### RECORD LIST
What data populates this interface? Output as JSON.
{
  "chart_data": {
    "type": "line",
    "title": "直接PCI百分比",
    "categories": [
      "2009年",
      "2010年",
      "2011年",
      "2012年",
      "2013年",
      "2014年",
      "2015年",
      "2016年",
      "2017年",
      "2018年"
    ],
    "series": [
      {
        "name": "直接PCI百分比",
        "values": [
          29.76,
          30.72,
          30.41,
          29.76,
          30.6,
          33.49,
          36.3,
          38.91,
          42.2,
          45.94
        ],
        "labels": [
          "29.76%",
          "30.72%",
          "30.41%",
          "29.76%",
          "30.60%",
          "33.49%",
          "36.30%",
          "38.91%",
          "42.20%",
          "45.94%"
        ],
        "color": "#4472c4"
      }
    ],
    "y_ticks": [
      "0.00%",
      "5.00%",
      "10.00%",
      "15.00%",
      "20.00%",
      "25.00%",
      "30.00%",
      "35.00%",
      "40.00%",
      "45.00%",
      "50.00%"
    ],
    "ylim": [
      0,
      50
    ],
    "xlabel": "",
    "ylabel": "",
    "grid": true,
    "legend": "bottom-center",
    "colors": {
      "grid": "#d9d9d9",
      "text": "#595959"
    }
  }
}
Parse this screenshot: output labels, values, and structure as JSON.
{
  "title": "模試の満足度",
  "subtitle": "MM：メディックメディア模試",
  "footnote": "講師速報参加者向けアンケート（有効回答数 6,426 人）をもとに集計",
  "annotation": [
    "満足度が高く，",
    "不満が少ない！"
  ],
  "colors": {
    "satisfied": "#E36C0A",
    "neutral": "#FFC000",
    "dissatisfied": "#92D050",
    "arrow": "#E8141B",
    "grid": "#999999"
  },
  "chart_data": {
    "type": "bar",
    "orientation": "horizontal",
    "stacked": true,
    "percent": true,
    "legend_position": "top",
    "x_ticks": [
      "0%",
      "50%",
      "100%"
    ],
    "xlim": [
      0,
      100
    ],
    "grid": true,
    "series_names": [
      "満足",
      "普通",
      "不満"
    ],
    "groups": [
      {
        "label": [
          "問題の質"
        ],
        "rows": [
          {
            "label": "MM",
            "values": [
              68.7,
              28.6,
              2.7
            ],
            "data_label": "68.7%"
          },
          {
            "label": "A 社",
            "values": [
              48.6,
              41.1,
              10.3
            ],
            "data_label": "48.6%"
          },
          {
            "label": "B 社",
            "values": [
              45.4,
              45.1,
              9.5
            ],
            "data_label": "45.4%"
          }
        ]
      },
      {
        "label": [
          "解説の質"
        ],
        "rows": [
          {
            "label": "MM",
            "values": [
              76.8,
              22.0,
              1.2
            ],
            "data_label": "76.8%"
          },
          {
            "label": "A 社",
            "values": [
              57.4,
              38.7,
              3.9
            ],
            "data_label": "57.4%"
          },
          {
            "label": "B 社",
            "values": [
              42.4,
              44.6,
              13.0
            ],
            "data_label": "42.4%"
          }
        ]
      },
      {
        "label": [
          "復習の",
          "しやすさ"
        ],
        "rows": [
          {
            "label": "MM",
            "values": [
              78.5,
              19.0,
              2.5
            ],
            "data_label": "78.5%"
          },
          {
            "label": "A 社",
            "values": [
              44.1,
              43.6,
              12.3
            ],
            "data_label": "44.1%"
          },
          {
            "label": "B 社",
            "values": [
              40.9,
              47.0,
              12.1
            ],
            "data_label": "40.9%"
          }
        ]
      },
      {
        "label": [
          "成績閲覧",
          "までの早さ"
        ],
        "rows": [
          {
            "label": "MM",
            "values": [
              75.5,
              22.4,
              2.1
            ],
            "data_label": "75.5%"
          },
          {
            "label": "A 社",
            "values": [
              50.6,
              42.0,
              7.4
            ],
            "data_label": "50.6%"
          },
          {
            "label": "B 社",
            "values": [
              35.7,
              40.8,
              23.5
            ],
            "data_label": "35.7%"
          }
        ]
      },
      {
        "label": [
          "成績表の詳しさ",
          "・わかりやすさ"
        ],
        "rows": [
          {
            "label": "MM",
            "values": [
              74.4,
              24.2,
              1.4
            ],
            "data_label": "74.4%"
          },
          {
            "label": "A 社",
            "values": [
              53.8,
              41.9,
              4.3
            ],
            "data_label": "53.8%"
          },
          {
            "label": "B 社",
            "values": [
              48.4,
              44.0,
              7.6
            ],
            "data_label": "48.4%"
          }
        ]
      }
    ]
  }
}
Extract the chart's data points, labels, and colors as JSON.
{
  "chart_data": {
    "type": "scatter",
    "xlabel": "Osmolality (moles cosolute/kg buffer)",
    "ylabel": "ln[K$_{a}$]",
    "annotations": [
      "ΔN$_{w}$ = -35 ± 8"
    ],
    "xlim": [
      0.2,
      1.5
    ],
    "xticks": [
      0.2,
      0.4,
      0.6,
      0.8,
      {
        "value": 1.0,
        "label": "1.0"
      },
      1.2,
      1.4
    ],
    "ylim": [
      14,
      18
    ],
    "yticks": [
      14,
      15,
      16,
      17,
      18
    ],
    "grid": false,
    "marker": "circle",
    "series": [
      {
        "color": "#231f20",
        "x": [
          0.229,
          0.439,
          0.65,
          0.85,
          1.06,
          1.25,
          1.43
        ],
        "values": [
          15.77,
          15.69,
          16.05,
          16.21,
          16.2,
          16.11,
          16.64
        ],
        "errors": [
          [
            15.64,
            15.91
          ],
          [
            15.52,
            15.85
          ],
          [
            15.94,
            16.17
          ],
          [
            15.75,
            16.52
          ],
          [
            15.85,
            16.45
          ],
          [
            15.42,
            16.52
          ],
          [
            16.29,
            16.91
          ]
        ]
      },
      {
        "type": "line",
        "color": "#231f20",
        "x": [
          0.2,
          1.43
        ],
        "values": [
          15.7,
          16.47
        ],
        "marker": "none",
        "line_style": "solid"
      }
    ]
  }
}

### WRITTEN TASK
Please set down each line of the records exactly as given.

### CORRECT ANSWER
What data populates this interface? Output as JSON.
{
  "chart_data": {
    "type": "line",
    "title": "直接PCI百分比",
    "categories": [
      "2009年",
      "2010年",
      "2011年",
      "2012年",
      "2013年",
      "2014年",
      "2015年",
      "2016年",
      "2017年",
      "2018年"
    ],
    "series": [
      {
        "name": "直接PCI百分比",
        "values": [
          29.76,
          30.72,
          30.41,
          29.76,
          30.6,
          33.49,
          36.3,
          38.91,
          42.2,
          45.94
        ],
        "labels": [
          "29.76%",
          "30.72%",
          "30.41%",
          "29.76%",
          "30.60%",
          "33.49%",
          "36.30%",
          "38.91%",
          "42.20%",
          "45.94%"
        ],
        "color": "#4472c4"
      }
    ],
    "y_ticks": [
      "0.00%",
      "5.00%",
      "10.00%",
      "15.00%",
      "20.00%",
      "25.00%",
      "30.00%",
      "35.00%",
      "40.00%",
      "45.00%",
      "50.00%"
    ],
    "ylim": [
      0,
      50
    ],
    "xlabel": "",
    "ylabel": "",
    "grid": true,
    "legend": "bottom-center",
    "colors": {
      "grid": "#d9d9d9",
      "text": "#595959"
    }
  }
}
Parse this screenshot: output labels, values, and structure as JSON.
{
  "title": "模試の満足度",
  "subtitle": "MM：メディックメディア模試",
  "footnote": "講師速報参加者向けアンケート（有効回答数 6,426 人）をもとに集計",
  "annotation": [
    "満足度が高く，",
    "不満が少ない！"
  ],
  "colors": {
    "satisfied": "#E36C0A",
    "neutral": "#FFC000",
    "dissatisfied": "#92D050",
    "arrow": "#E8141B",
    "grid": "#999999"
  },
  "chart_data": {
    "type": "bar",
    "orientation": "horizontal",
    "stacked": true,
    "percent": true,
    "legend_position": "top",
    "x_ticks": [
      "0%",
      "50%",
      "100%"
    ],
    "xlim": [
      0,
      100
    ],
    "grid": true,
    "series_names": [
      "満足",
      "普通",
      "不満"
    ],
    "groups": [
      {
        "label": [
          "問題の質"
        ],
        "rows": [
          {
            "label": "MM",
            "values": [
              68.7,
              28.6,
              2.7
            ],
            "data_label": "68.7%"
          },
          {
            "label": "A 社",
            "values": [
              48.6,
              41.1,
              10.3
            ],
            "data_label": "48.6%"
          },
          {
            "label": "B 社",
            "values": [
              45.4,
              45.1,
              9.5
            ],
            "data_label": "45.4%"
          }
        ]
      },
      {
        "label": [
          "解説の質"
        ],
        "rows": [
          {
            "label": "MM",
            "values": [
              76.8,
              22.0,
              1.2
            ],
            "data_label": "76.8%"
          },
          {
            "label": "A 社",
            "values": [
              57.4,
              38.7,
              3.9
            ],
            "data_label": "57.4%"
          },
          {
            "label": "B 社",
            "values": [
              42.4,
              44.6,
              13.0
            ],
            "data_label": "42.4%"
          }
        ]
      },
      {
        "label": [
          "復習の",
          "しやすさ"
        ],
        "rows": [
          {
            "label": "MM",
            "values": [
              78.5,
              19.0,
              2.5
            ],
            "data_label": "78.5%"
          },
          {
            "label": "A 社",
            "values": [
              44.1,
              43.6,
              12.3
            ],
            "data_label": "44.1%"
          },
          {
            "label": "B 社",
            "values": [
              40.9,
              47.0,
              12.1
            ],
            "data_label": "40.9%"
          }
        ]
      },
      {
        "label": [
          "成績閲覧",
          "までの早さ"
        ],
        "rows": [
          {
            "label": "MM",
            "values": [
              75.5,
              22.4,
              2.1
            ],
            "data_label": "75.5%"
          },
          {
            "label": "A 社",
            "values": [
              50.6,
              42.0,
              7.4
            ],
            "data_label": "50.6%"
          },
          {
            "label": "B 社",
            "values": [
              35.7,
              40.8,
              23.5
            ],
            "data_label": "35.7%"
          }
        ]
      },
      {
        "label": [
          "成績表の詳しさ",
          "・わかりやすさ"
        ],
        "rows": [
          {
            "label": "MM",
            "values": [
              74.4,
              24.2,
              1.4
            ],
            "data_label": "74.4%"
          },
          {
            "label": "A 社",
            "values": [
              53.8,
              41.9,
              4.3
            ],
            "data_label": "53.8%"
          },
          {
            "label": "B 社",
            "values": [
              48.4,
              44.0,
              7.6
            ],
            "data_label": "48.4%"
          }
        ]
      }
    ]
  }
}
Extract the chart's data points, labels, and colors as JSON.
{
  "chart_data": {
    "type": "scatter",
    "xlabel": "Osmolality (moles cosolute/kg buffer)",
    "ylabel": "ln[K$_{a}$]",
    "annotations": [
      "ΔN$_{w}$ = -35 ± 8"
    ],
    "xlim": [
      0.2,
      1.5
    ],
    "xticks": [
      0.2,
      0.4,
      0.6,
      0.8,
      {
        "value": 1.0,
        "label": "1.0"
      },
      1.2,
      1.4
    ],
    "ylim": [
      14,
      18
    ],
    "yticks": [
      14,
      15,
      16,
      17,
      18
    ],
    "grid": false,
    "marker": "circle",
    "series": [
      {
        "color": "#231f20",
        "x": [
          0.229,
          0.439,
          0.65,
          0.85,
          1.06,
          1.25,
          1.43
        ],
        "values": [
          15.77,
          15.69,
          16.05,
          16.21,
          16.2,
          16.11,
          16.64
        ],
        "errors": [
          [
            15.64,
            15.91
          ],
          [
            15.52,
            15.85
          ],
          [
            15.94,
            16.17
          ],
          [
            15.75,
            16.52
          ],
          [
            15.85,
            16.45
          ],
          [
            15.42,
            16.52
          ],
          [
            16.29,
            16.91
          ]
        ]
      },
      {
        "type": "line",
        "color": "#231f20",
        "x": [
          0.2,
          1.43
        ],
        "values": [
          15.7,
          16.47
        ],
        "marker": "none",
        "line_style": "solid"
      }
    ]
  }
}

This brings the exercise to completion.